Set problem → Copy every entry word for word. Skip the pictures.

################

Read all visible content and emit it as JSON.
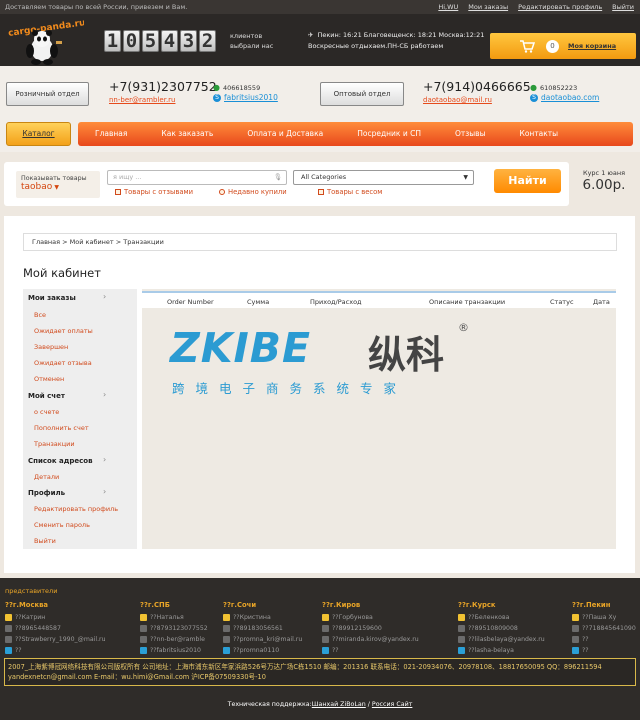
{
  "topbar": {
    "message": "Доставляем товары по всей России, привезем и Вам.",
    "links": [
      "Hi,WU",
      "Мои заказы",
      "Редактировать профиль",
      "Выйти"
    ]
  },
  "header": {
    "logo_text": "cargo-panda.ru",
    "counter_digits": [
      "1",
      "0",
      "5",
      "4",
      "3",
      "2"
    ],
    "counter_label": "клиентов выбрали нас",
    "times": "Пекин: 16:21 Благовещенск: 18:21 Москва:12:21",
    "weekend_note": "Воскресные отдыхаем.ПН-СБ работаем",
    "cart_count": "0",
    "cart_label": "Моя корзина"
  },
  "retail": {
    "button": "Розничный отдел",
    "phone": "+7(931)2307752",
    "email": "nn-ber@rambler.ru",
    "qq": "406618559",
    "skype": "fabritsius2010"
  },
  "wholesale": {
    "button": "Оптовый отдел",
    "phone": "+7(914)0466665",
    "email": "daotaobao@mail.ru",
    "qq": "610852223",
    "skype": "daotaobao.com"
  },
  "nav": {
    "catalog": "Каталог",
    "items": [
      "Главная",
      "Как заказать",
      "Оплата и Доставка",
      "Посредник и СП",
      "Отзывы",
      "Контакты"
    ]
  },
  "search": {
    "shows_label": "Показывать товары",
    "shows_value": "taobao",
    "placeholder": "я ищу ...",
    "category": "All Categories",
    "filters": [
      "Товары с отзывами",
      "Недавно купили",
      "Товары с весом"
    ],
    "button": "Найти",
    "rate_label": "Курс 1 юаня",
    "rate_value": "6.00р."
  },
  "breadcrumb": "Главная  > Мой кабинет  > Транзакции",
  "page_title": "Мой кабинет",
  "sidebar": {
    "orders": {
      "title": "Мои заказы",
      "items": [
        "Все",
        "Ожидает оплаты",
        "Завершен",
        "Ожидает отзыва",
        "Отменен"
      ]
    },
    "account": {
      "title": "Мой счет",
      "items": [
        "о счете",
        "Пополнить счет",
        "Транзакции"
      ]
    },
    "addresses": {
      "title": "Список адресов",
      "items": [
        "Детали"
      ]
    },
    "profile": {
      "title": "Профиль",
      "items": [
        "Редактировать профиль",
        "Сменить пароль",
        "Выйти"
      ]
    }
  },
  "table": {
    "columns": [
      "Order Number",
      "Сумма",
      "Приход/Расход",
      "Описание транзакции",
      "Статус",
      "Дата"
    ]
  },
  "watermark": {
    "brand": "ZKIBE",
    "chinese": "纵科",
    "registered": "®",
    "subtitle": "跨境电子商务系统专家"
  },
  "footer": {
    "reps_title": "представители",
    "cities": [
      {
        "name": "??г.Москва",
        "person": "??Катрин",
        "phone": "??8965448587",
        "mail": "??Strawberry_1990_@mail.ru",
        "skype": "??"
      },
      {
        "name": "??г.СПБ",
        "person": "??Наталья",
        "phone": "??8793123077552",
        "mail": "??nn-ber@ramble",
        "skype": "??fabritsius2010"
      },
      {
        "name": "??г.Сочи",
        "person": "??Кристина",
        "phone": "??89183056561",
        "mail": "??promna_kri@mail.ru",
        "skype": "??promna0110"
      },
      {
        "name": "??г.Киров",
        "person": "??Горбунова",
        "phone": "??89912159600",
        "mail": "??miranda.kirov@yandex.ru",
        "skype": "??"
      },
      {
        "name": "??г.Курск",
        "person": "??Беленкова",
        "phone": "??89510809008",
        "mail": "??lilasbelaya@yandex.ru",
        "skype": "??lasha-belaya"
      },
      {
        "name": "??г.Пекин",
        "person": "??Паша Ху",
        "phone": "??718845641090",
        "mail": "??",
        "skype": "??"
      }
    ],
    "copyright_line1": "2007_上海紫博冠网络科技有限公司版权所有 公司地址：上海市浦东新区年家浜路526号万达广场C栋1510 邮编：201316 联系电话：021-20934076、20978108、18817650095 QQ：896211594",
    "copyright_line2": "yandexnetcn@gmail.com E-mail：wu.himi@Gmail.com 沪ICP备07509330号-10",
    "support_text": "Техническая поддержка:",
    "support_link1": "Шанхай ZiBoLan",
    "support_sep": " / ",
    "support_link2": "Россия Сайт"
  }
}
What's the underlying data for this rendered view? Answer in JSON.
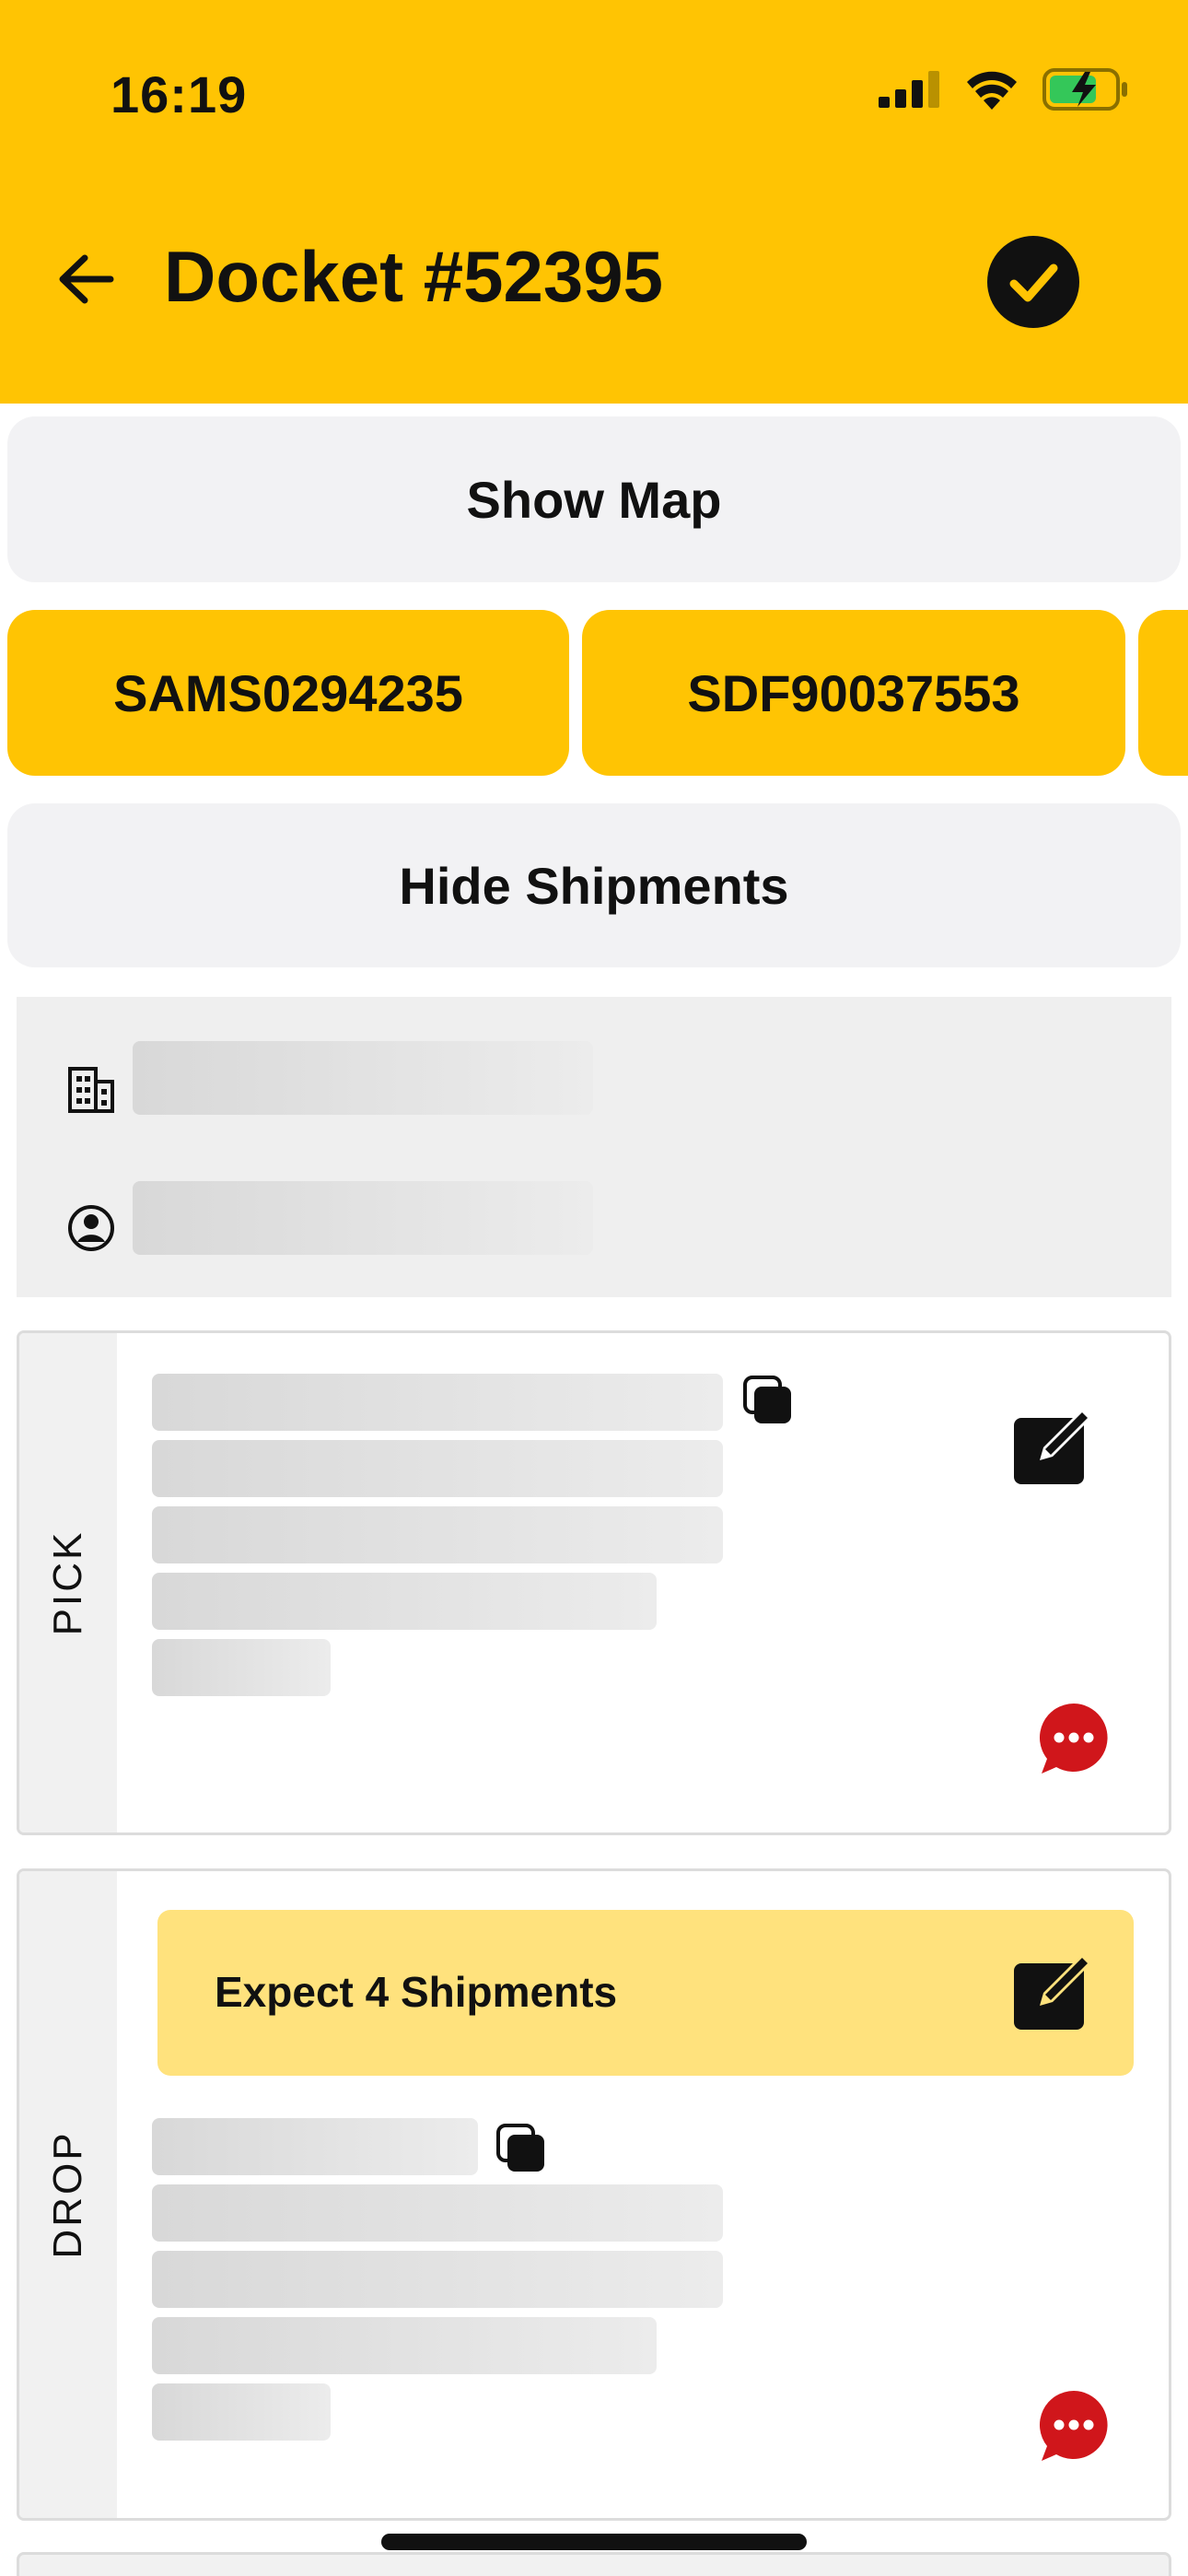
{
  "status_bar": {
    "time": "16:19"
  },
  "header": {
    "title": "Docket #52395"
  },
  "buttons": {
    "show_map": "Show Map",
    "hide_shipments": "Hide Shipments"
  },
  "shipments": [
    {
      "label": "SAMS0294235"
    },
    {
      "label": "SDF90037553"
    }
  ],
  "pick": {
    "label": "PICK"
  },
  "drop": {
    "label": "DROP",
    "banner": "Expect 4 Shipments"
  },
  "colors": {
    "brand": "#FFC403",
    "banner": "#FFE27D",
    "chat": "#D0161B"
  },
  "icons": [
    "back-arrow-icon",
    "check-circle-icon",
    "building-icon",
    "user-circle-icon",
    "copy-icon",
    "edit-icon",
    "chat-icon",
    "signal-icon",
    "wifi-icon",
    "battery-icon"
  ]
}
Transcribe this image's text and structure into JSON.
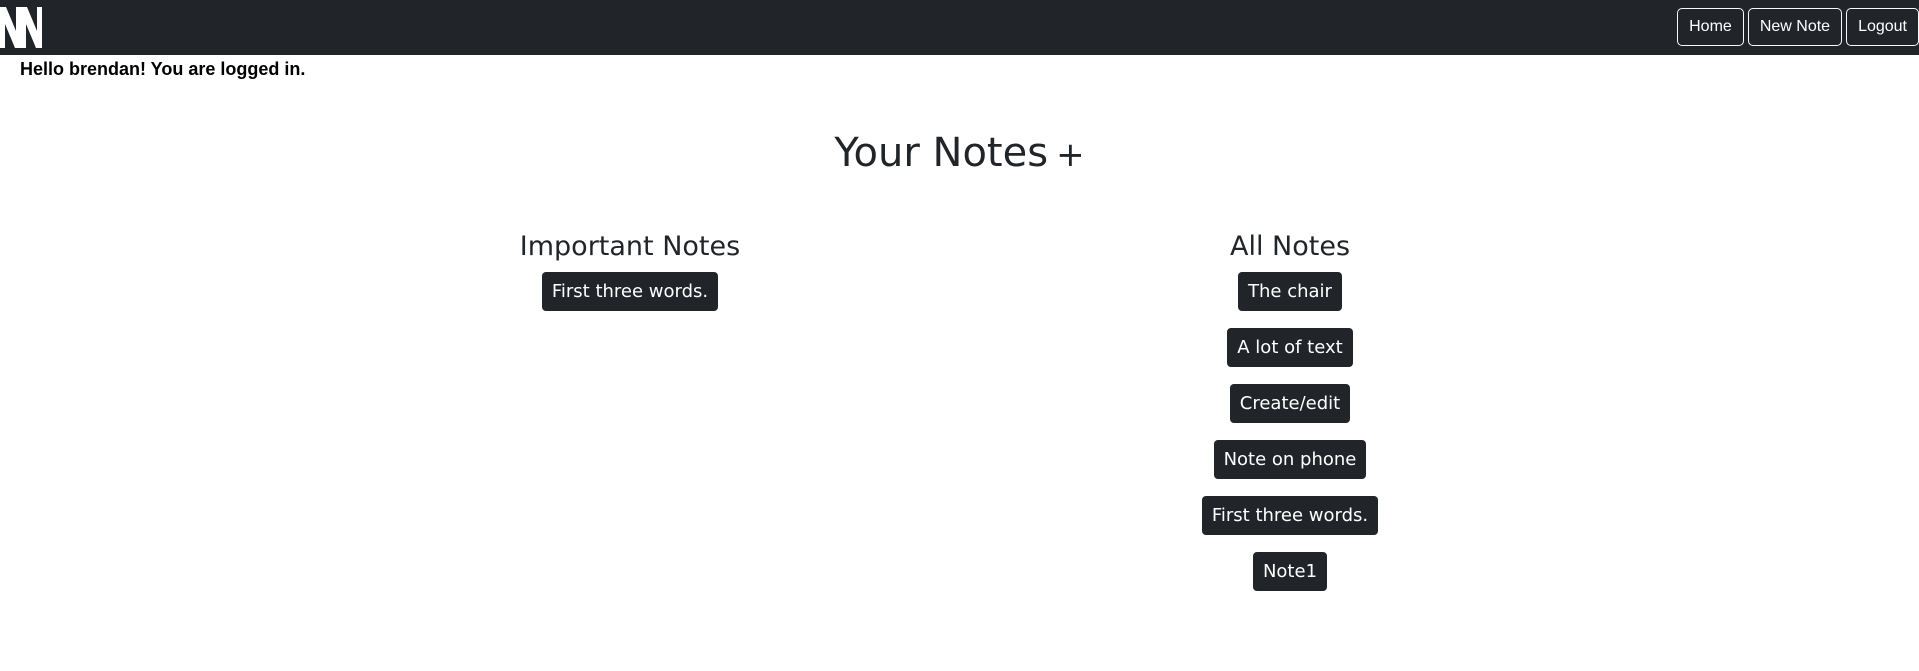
{
  "nav": {
    "logo": "NN",
    "buttons": [
      {
        "label": "Home"
      },
      {
        "label": "New Note"
      },
      {
        "label": "Logout"
      }
    ]
  },
  "greeting": "Hello brendan! You are logged in.",
  "page_title": "Your Notes",
  "add_symbol": "+",
  "important": {
    "heading": "Important Notes",
    "notes": [
      "First three words."
    ]
  },
  "all": {
    "heading": "All Notes",
    "notes": [
      "The chair",
      "A lot of text",
      "Create/edit",
      "Note on phone",
      "First three words.",
      "Note1"
    ]
  },
  "colors": {
    "navbar": "#212529",
    "note_button": "#212529",
    "text": "#212529"
  }
}
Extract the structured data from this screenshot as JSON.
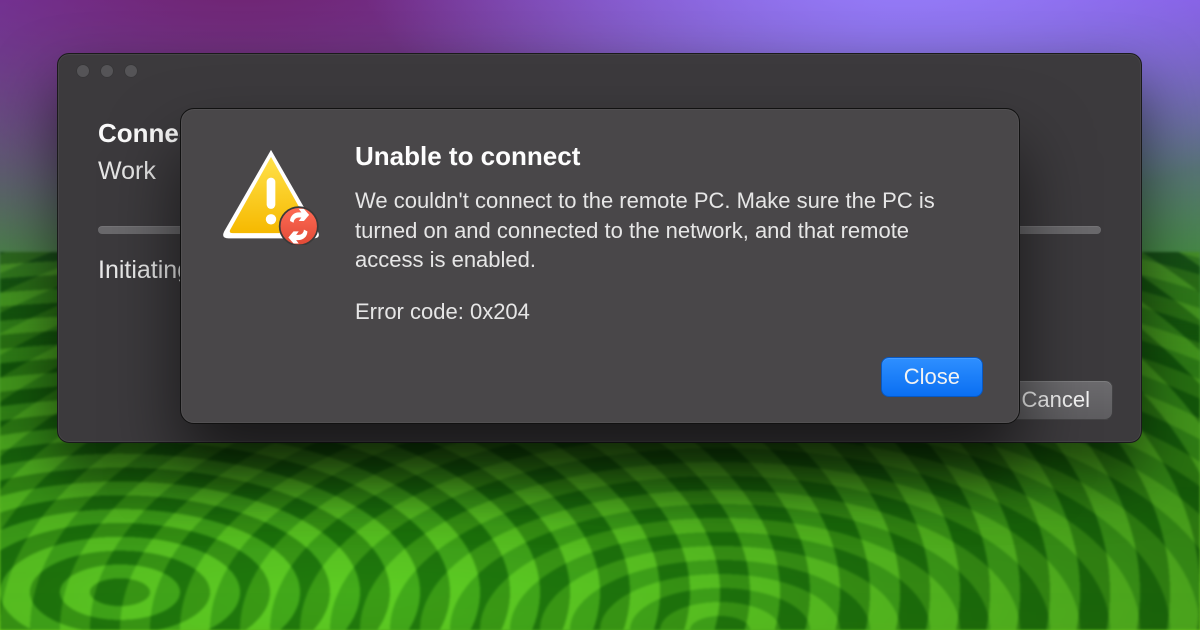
{
  "window": {
    "heading_prefix": "Connecting to",
    "target": "Work",
    "status": "Initiating remote connection…",
    "cancel_label": "Cancel"
  },
  "dialog": {
    "title": "Unable to connect",
    "message": "We couldn't connect to the remote PC. Make sure the PC is turned on and connected to the network, and that remote access is enabled.",
    "error_code_label": "Error code:",
    "error_code_value": "0x204",
    "close_label": "Close",
    "icon": "warning-triangle",
    "badge_icon": "remote-desktop"
  }
}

################

Response to the task →
Read all visible content and emit it as JSON.
{
  "topbar": {
    "message": "Доставляем товары по всей России, привезем и Вам.",
    "links": [
      "Hi,WU",
      "Мои заказы",
      "Редактировать профиль",
      "Выйти"
    ]
  },
  "header": {
    "logo_text": "cargo-panda.ru",
    "counter_digits": [
      "1",
      "0",
      "5",
      "4",
      "3",
      "2"
    ],
    "counter_label": "клиентов выбрали нас",
    "times": "Пекин: 16:21 Благовещенск: 18:21 Москва:12:21",
    "weekend_note": "Воскресные отдыхаем.ПН-СБ работаем",
    "cart_count": "0",
    "cart_label": "Моя корзина"
  },
  "retail": {
    "button": "Розничный отдел",
    "phone": "+7(931)2307752",
    "email": "nn-ber@rambler.ru",
    "qq": "406618559",
    "skype": "fabritsius2010"
  },
  "wholesale": {
    "button": "Оптовый отдел",
    "phone": "+7(914)0466665",
    "email": "daotaobao@mail.ru",
    "qq": "610852223",
    "skype": "daotaobao.com"
  },
  "nav": {
    "catalog": "Каталог",
    "items": [
      "Главная",
      "Как заказать",
      "Оплата и Доставка",
      "Посредник и СП",
      "Отзывы",
      "Контакты"
    ]
  },
  "search": {
    "shows_label": "Показывать товары",
    "shows_value": "taobao",
    "placeholder": "я ищу ...",
    "category": "All Categories",
    "filters": [
      "Товары с отзывами",
      "Недавно купили",
      "Товары с весом"
    ],
    "button": "Найти",
    "rate_label": "Курс 1 юаня",
    "rate_value": "6.00р."
  },
  "breadcrumb": "Главная  > Мой кабинет  > Транзакции",
  "page_title": "Мой кабинет",
  "sidebar": {
    "orders": {
      "title": "Мои заказы",
      "items": [
        "Все",
        "Ожидает оплаты",
        "Завершен",
        "Ожидает отзыва",
        "Отменен"
      ]
    },
    "account": {
      "title": "Мой счет",
      "items": [
        "о счете",
        "Пополнить счет",
        "Транзакции"
      ]
    },
    "addresses": {
      "title": "Список адресов",
      "items": [
        "Детали"
      ]
    },
    "profile": {
      "title": "Профиль",
      "items": [
        "Редактировать профиль",
        "Сменить пароль",
        "Выйти"
      ]
    }
  },
  "table": {
    "columns": [
      "Order Number",
      "Сумма",
      "Приход/Расход",
      "Описание транзакции",
      "Статус",
      "Дата"
    ]
  },
  "watermark": {
    "brand": "ZKIBE",
    "chinese": "纵科",
    "registered": "®",
    "subtitle": "跨境电子商务系统专家"
  },
  "footer": {
    "reps_title": "представители",
    "cities": [
      {
        "name": "??г.Москва",
        "person": "??Катрин",
        "phone": "??8965448587",
        "mail": "??Strawberry_1990_@mail.ru",
        "skype": "??"
      },
      {
        "name": "??г.СПБ",
        "person": "??Наталья",
        "phone": "??8793123077552",
        "mail": "??nn-ber@ramble",
        "skype": "??fabritsius2010"
      },
      {
        "name": "??г.Сочи",
        "person": "??Кристина",
        "phone": "??89183056561",
        "mail": "??promna_kri@mail.ru",
        "skype": "??promna0110"
      },
      {
        "name": "??г.Киров",
        "person": "??Горбунова",
        "phone": "??89912159600",
        "mail": "??miranda.kirov@yandex.ru",
        "skype": "??"
      },
      {
        "name": "??г.Курск",
        "person": "??Беленкова",
        "phone": "??89510809008",
        "mail": "??lilasbelaya@yandex.ru",
        "skype": "??lasha-belaya"
      },
      {
        "name": "??г.Пекин",
        "person": "??Паша Ху",
        "phone": "??718845641090",
        "mail": "??",
        "skype": "??"
      }
    ],
    "copyright_line1": "2007_上海紫博冠网络科技有限公司版权所有 公司地址：上海市浦东新区年家浜路526号万达广场C栋1510 邮编：201316 联系电话：021-20934076、20978108、18817650095 QQ：896211594",
    "copyright_line2": "yandexnetcn@gmail.com E-mail：wu.himi@Gmail.com 沪ICP备07509330号-10",
    "support_text": "Техническая поддержка:",
    "support_link1": "Шанхай ZiBoLan",
    "support_sep": " / ",
    "support_link2": "Россия Сайт"
  }
}
What's the underlying data for this rendered view? Answer in JSON.
{
  "status_bar": {
    "time": "16:19"
  },
  "header": {
    "title": "Docket #52395"
  },
  "buttons": {
    "show_map": "Show Map",
    "hide_shipments": "Hide Shipments"
  },
  "shipments": [
    {
      "label": "SAMS0294235"
    },
    {
      "label": "SDF90037553"
    }
  ],
  "pick": {
    "label": "PICK"
  },
  "drop": {
    "label": "DROP",
    "banner": "Expect 4 Shipments"
  },
  "colors": {
    "brand": "#FFC403",
    "banner": "#FFE27D",
    "chat": "#D0161B"
  },
  "icons": [
    "back-arrow-icon",
    "check-circle-icon",
    "building-icon",
    "user-circle-icon",
    "copy-icon",
    "edit-icon",
    "chat-icon",
    "signal-icon",
    "wifi-icon",
    "battery-icon"
  ]
}
Transcribe this image's text and structure into JSON.
{
  "nav": {
    "logo": "NN",
    "buttons": [
      {
        "label": "Home"
      },
      {
        "label": "New Note"
      },
      {
        "label": "Logout"
      }
    ]
  },
  "greeting": "Hello brendan! You are logged in.",
  "page_title": "Your Notes",
  "add_symbol": "+",
  "important": {
    "heading": "Important Notes",
    "notes": [
      "First three words."
    ]
  },
  "all": {
    "heading": "All Notes",
    "notes": [
      "The chair",
      "A lot of text",
      "Create/edit",
      "Note on phone",
      "First three words.",
      "Note1"
    ]
  },
  "colors": {
    "navbar": "#212529",
    "note_button": "#212529",
    "text": "#212529"
  }
}
Extract the structured data from this screenshot as JSON.
{
  "window": {
    "heading_prefix": "Connecting to",
    "target": "Work",
    "status": "Initiating remote connection…",
    "cancel_label": "Cancel"
  },
  "dialog": {
    "title": "Unable to connect",
    "message": "We couldn't connect to the remote PC. Make sure the PC is turned on and connected to the network, and that remote access is enabled.",
    "error_code_label": "Error code:",
    "error_code_value": "0x204",
    "close_label": "Close",
    "icon": "warning-triangle",
    "badge_icon": "remote-desktop"
  }
}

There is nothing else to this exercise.